Work to do: Find each line with the word "user" in it, then give the total alone.

Material provided:
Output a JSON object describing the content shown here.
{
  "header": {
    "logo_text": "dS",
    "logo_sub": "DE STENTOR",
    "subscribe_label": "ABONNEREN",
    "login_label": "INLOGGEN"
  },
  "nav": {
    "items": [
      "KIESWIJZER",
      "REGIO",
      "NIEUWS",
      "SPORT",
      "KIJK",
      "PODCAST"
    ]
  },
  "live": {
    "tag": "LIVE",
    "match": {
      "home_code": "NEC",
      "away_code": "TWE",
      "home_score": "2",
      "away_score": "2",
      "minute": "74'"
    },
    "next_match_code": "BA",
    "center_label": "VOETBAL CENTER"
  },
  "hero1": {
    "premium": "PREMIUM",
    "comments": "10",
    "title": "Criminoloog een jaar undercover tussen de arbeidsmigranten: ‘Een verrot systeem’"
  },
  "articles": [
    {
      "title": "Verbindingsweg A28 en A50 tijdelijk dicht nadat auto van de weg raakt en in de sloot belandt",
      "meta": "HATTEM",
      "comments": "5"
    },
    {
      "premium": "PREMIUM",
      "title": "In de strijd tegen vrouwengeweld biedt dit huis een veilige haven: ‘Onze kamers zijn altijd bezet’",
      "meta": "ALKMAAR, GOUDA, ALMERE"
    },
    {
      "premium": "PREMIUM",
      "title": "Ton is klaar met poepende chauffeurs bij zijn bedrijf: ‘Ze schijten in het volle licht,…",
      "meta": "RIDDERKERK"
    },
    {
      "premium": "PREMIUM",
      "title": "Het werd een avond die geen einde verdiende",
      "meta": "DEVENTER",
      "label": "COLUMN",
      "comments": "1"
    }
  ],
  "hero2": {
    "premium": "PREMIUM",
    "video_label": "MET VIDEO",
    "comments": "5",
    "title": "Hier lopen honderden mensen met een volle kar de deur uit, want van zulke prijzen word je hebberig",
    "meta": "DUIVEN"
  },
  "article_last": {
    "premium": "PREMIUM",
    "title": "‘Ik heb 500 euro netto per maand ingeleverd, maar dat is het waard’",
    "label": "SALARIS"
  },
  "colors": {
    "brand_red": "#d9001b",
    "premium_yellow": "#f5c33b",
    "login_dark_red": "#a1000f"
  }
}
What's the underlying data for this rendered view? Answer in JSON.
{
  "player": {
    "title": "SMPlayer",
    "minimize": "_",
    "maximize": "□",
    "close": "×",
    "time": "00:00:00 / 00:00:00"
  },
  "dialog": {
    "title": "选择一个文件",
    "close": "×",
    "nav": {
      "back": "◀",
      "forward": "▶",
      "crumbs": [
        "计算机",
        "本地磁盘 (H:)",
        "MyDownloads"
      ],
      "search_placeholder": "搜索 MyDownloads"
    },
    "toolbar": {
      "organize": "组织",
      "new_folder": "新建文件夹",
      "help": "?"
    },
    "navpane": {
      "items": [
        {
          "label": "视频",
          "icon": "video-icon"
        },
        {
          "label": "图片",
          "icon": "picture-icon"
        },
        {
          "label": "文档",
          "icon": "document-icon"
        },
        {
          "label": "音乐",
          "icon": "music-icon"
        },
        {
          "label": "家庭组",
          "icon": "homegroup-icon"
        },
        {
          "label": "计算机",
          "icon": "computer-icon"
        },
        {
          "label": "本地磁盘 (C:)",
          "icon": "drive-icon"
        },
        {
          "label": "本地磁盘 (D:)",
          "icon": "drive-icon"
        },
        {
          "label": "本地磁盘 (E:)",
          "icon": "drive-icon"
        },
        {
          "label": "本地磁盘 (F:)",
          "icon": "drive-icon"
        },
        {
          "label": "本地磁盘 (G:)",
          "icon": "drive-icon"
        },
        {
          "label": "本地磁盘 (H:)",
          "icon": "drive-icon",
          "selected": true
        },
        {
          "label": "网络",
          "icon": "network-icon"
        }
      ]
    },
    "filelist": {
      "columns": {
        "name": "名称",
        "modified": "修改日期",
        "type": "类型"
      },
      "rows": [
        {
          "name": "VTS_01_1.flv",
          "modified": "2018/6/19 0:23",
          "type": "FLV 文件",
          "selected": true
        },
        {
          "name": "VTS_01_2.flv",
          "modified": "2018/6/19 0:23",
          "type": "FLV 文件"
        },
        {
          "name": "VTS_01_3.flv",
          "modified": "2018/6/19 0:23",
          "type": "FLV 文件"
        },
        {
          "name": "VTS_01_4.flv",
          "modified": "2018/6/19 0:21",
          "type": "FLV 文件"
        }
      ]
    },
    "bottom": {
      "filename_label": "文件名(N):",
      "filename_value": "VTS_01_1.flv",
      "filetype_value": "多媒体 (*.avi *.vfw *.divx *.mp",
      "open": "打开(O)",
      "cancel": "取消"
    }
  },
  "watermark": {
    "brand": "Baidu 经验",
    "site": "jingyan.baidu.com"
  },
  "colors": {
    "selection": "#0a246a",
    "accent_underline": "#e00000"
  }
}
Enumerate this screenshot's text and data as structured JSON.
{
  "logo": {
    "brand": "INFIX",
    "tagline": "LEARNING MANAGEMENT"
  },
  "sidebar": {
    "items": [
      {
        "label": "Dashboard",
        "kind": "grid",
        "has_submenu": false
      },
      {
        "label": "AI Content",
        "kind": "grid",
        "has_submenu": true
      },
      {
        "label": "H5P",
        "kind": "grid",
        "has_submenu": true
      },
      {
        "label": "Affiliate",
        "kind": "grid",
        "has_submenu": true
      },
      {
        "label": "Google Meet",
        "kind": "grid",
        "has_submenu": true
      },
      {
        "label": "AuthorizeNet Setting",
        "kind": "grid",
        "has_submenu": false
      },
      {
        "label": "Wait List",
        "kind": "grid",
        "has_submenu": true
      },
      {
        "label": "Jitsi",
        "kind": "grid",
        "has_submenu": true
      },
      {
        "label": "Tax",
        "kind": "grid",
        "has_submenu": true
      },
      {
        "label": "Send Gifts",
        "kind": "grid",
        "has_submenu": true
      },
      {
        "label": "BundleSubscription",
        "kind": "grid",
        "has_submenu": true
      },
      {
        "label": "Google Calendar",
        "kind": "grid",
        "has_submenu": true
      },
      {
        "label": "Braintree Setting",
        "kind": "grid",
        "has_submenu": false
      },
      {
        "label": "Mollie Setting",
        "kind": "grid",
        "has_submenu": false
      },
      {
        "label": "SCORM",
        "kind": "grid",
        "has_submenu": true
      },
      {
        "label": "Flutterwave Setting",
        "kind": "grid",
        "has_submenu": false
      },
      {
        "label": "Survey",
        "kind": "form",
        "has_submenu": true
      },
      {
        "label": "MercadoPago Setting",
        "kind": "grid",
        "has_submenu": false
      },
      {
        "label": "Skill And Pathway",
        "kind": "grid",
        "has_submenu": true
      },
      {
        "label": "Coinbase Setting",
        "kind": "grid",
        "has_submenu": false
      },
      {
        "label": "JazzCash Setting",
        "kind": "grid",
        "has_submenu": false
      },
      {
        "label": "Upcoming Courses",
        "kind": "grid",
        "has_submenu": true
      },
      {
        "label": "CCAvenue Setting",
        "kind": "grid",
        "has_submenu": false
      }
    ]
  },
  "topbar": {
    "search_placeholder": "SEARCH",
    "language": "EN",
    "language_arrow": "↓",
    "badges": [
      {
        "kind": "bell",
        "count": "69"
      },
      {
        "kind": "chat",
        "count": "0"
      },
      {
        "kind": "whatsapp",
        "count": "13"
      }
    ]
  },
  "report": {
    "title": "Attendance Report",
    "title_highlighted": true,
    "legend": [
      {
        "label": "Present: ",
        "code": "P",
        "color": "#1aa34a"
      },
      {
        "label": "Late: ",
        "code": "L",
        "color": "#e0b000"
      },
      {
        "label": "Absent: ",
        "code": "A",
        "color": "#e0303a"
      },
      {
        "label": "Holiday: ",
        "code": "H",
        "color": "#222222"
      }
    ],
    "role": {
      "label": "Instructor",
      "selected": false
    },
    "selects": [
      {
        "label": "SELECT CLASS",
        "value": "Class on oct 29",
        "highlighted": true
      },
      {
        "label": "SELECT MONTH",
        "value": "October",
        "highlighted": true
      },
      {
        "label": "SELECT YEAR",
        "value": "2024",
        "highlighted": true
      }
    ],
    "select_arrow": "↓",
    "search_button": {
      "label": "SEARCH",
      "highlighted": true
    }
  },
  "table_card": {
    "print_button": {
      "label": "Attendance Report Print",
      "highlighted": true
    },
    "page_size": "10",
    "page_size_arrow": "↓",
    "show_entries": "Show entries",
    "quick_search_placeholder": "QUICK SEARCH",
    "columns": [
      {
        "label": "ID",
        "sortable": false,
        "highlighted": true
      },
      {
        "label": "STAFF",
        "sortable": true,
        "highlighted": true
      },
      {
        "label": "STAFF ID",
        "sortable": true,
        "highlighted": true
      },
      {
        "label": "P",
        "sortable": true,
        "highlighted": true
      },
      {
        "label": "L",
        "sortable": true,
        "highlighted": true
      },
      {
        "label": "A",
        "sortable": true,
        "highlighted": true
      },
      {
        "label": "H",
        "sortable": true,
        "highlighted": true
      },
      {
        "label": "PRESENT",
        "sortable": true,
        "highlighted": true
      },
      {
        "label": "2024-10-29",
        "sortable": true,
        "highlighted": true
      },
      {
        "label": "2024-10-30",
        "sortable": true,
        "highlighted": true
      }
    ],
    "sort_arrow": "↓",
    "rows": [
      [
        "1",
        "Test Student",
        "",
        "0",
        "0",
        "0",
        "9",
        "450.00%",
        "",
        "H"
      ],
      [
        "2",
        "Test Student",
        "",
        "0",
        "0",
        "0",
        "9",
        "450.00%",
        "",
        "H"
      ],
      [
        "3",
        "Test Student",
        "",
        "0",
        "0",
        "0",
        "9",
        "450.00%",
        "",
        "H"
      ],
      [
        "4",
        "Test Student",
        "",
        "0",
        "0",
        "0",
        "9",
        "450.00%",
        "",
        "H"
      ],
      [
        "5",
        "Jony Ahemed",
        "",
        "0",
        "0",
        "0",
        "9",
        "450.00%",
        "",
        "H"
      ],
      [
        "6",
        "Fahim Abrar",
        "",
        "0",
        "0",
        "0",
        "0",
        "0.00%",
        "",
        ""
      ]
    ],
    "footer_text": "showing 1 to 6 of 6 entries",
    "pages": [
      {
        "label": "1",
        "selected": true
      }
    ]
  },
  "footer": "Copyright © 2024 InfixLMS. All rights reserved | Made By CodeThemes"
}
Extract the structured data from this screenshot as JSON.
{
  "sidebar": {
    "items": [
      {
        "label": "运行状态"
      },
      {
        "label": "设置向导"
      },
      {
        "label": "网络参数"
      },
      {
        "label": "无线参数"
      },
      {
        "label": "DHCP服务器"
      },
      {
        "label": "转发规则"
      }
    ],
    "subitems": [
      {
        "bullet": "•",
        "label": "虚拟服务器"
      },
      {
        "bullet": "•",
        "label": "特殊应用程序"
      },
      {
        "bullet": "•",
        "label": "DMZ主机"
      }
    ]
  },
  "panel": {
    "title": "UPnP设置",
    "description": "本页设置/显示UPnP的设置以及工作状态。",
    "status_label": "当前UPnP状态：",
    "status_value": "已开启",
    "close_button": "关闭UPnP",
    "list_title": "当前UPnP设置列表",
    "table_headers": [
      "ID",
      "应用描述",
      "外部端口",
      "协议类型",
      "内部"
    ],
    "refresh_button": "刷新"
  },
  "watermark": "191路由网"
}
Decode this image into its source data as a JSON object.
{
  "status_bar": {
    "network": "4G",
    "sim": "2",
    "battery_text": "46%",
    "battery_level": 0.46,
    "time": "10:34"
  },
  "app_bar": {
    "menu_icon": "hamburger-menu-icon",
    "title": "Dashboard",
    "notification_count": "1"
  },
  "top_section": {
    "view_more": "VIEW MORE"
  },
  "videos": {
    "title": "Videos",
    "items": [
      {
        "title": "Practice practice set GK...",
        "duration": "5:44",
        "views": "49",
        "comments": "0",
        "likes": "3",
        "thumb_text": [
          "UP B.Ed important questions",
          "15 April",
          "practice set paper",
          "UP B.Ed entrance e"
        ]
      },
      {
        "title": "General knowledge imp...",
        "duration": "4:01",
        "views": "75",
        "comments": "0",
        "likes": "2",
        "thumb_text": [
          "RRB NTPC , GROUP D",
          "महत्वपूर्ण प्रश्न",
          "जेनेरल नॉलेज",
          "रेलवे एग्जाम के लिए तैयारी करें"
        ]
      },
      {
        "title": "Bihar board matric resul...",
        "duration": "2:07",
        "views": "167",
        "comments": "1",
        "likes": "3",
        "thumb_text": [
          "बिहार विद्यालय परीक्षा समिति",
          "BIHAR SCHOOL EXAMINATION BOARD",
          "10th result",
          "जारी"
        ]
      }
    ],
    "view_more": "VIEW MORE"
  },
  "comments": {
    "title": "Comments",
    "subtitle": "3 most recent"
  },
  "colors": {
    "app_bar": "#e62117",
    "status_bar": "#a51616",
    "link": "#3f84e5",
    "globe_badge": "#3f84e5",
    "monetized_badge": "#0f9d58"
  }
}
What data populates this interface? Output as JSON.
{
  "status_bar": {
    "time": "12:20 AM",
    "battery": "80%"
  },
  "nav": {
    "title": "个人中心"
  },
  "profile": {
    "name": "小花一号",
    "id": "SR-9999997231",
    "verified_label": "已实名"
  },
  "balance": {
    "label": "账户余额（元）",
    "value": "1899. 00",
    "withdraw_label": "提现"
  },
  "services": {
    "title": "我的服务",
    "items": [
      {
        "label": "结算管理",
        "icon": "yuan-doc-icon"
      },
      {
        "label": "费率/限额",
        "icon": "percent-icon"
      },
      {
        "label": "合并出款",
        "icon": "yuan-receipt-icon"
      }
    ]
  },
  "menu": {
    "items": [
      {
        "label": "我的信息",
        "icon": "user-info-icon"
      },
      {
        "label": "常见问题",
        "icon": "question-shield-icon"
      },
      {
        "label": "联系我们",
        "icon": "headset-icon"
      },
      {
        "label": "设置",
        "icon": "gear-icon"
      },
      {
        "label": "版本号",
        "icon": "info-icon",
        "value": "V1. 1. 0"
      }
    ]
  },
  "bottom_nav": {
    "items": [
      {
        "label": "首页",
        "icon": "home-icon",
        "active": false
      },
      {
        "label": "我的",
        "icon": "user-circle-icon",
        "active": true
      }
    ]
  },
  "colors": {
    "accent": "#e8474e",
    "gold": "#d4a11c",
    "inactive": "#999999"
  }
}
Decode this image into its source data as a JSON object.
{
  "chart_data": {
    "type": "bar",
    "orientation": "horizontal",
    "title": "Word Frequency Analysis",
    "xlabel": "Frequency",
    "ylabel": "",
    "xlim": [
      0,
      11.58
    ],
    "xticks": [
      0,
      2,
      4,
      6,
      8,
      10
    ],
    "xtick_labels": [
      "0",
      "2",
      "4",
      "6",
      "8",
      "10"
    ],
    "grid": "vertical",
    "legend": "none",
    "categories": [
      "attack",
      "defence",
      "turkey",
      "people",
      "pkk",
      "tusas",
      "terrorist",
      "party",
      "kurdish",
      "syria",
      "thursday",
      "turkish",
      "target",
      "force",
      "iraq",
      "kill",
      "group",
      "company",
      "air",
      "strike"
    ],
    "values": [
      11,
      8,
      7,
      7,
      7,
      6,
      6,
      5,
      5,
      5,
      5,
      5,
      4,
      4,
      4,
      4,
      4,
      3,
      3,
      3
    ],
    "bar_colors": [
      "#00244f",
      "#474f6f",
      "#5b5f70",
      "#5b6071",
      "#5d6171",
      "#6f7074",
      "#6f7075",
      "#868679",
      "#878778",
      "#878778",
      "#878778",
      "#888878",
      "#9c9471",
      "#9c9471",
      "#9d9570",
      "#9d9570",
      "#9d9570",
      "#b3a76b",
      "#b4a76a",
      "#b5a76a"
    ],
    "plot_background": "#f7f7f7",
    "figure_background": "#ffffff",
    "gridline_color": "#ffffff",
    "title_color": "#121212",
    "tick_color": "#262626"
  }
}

Response: 2